-- START Dataset records --

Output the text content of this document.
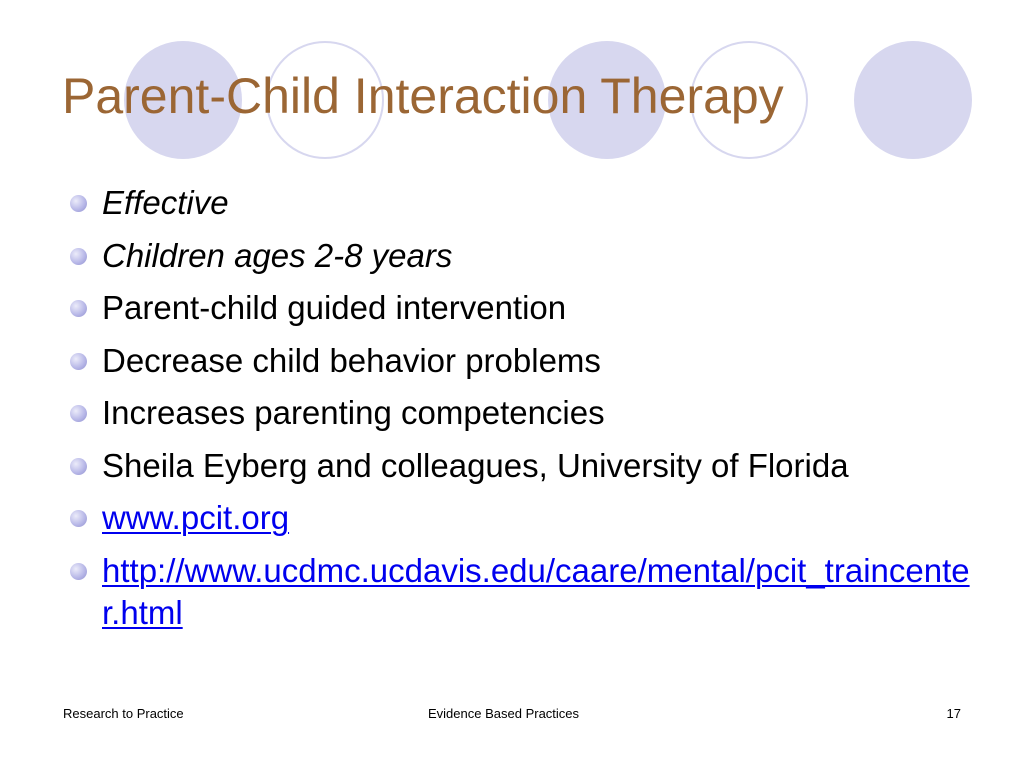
Parent-Child Interaction Therapy
Effective
Children ages 2-8 years
Parent-child guided intervention
Decrease child behavior problems
Increases parenting competencies
Sheila Eyberg and colleagues, University of Florida
www.pcit.org
http://www.ucdmc.ucdavis.edu/caare/mental/pcit_traincenter.html
Research to Practice	Evidence Based Practices	17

-- END Dataset records --

Transcribe the listing in full. Omit the pictures and keep every line exact.

## Answer to this task
Output the text content of this document.
Parent-Child Interaction Therapy
Effective
Children ages 2-8 years
Parent-child guided intervention
Decrease child behavior problems
Increases parenting competencies
Sheila Eyberg and colleagues, University of Florida
www.pcit.org
http://www.ucdmc.ucdavis.edu/caare/mental/pcit_traincenter.html
Research to Practice	Evidence Based Practices	17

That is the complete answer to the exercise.